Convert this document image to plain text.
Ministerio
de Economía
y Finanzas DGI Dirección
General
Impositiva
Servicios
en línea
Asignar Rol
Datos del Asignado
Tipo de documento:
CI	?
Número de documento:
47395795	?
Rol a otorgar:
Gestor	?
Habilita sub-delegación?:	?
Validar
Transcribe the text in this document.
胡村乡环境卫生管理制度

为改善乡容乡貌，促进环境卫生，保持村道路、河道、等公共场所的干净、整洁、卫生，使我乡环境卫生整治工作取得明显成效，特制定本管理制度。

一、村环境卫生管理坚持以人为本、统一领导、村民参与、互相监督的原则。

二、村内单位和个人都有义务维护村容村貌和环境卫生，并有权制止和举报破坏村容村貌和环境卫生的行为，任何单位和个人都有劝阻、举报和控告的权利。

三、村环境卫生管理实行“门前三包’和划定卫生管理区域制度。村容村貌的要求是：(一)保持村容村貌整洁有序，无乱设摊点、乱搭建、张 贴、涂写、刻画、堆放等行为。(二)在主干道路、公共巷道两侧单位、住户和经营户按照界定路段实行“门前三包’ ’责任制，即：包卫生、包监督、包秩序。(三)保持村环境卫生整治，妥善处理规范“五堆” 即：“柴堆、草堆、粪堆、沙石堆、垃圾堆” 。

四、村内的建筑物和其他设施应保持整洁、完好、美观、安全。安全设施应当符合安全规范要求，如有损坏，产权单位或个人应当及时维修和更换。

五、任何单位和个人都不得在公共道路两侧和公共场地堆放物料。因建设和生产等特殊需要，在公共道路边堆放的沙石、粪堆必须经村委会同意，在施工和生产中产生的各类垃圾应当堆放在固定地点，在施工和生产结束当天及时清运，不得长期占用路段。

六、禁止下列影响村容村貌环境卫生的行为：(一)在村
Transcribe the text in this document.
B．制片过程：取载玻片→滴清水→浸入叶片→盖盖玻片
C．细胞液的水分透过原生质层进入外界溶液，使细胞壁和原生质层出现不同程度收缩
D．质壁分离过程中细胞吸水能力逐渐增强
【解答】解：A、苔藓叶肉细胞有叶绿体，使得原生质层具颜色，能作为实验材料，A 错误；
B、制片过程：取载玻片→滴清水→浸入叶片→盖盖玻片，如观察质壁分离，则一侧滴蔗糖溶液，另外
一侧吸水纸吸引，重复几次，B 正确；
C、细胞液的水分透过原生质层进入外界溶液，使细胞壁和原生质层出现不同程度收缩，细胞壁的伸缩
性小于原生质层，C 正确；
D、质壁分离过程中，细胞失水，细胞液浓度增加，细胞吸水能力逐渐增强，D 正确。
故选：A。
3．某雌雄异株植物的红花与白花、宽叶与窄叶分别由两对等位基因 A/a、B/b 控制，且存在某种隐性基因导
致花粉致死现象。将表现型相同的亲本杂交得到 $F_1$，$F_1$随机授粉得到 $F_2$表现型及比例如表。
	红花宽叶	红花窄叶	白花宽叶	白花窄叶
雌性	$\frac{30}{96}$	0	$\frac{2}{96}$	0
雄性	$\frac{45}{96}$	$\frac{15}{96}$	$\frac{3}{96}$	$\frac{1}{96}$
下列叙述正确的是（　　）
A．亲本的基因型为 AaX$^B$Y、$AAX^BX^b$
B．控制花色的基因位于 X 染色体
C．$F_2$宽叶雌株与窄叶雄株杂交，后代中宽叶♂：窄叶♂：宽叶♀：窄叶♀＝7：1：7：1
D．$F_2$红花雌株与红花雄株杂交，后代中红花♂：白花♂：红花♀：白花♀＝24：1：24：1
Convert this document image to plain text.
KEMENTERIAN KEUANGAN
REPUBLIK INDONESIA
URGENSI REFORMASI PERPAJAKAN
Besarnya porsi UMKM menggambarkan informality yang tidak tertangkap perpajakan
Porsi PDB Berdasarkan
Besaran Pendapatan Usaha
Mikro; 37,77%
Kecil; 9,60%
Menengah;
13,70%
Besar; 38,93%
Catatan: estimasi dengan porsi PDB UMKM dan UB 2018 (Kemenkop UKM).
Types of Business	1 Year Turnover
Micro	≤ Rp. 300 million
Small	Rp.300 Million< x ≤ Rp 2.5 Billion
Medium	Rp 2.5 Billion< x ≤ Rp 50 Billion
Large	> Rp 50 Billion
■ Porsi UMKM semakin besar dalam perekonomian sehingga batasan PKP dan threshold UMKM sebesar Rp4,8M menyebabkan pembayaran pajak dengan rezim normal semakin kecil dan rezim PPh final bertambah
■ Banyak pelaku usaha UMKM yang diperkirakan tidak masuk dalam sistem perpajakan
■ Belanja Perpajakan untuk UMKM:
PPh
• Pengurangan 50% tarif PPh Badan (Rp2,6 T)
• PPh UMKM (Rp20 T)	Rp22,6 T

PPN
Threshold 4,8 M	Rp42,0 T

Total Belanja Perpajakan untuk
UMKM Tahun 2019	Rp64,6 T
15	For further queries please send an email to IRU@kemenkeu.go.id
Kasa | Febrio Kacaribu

● EXERCISE GOAL
List all lines holding the string "浸入叶片".

● WRITTEN SOLUTION
B．制片过程：取载玻片→滴清水→浸入叶片→盖盖玻片
B、制片过程：取载玻片→滴清水→浸入叶片→盖盖玻片，如观察质壁分离，则一侧滴蔗糖溶液，另外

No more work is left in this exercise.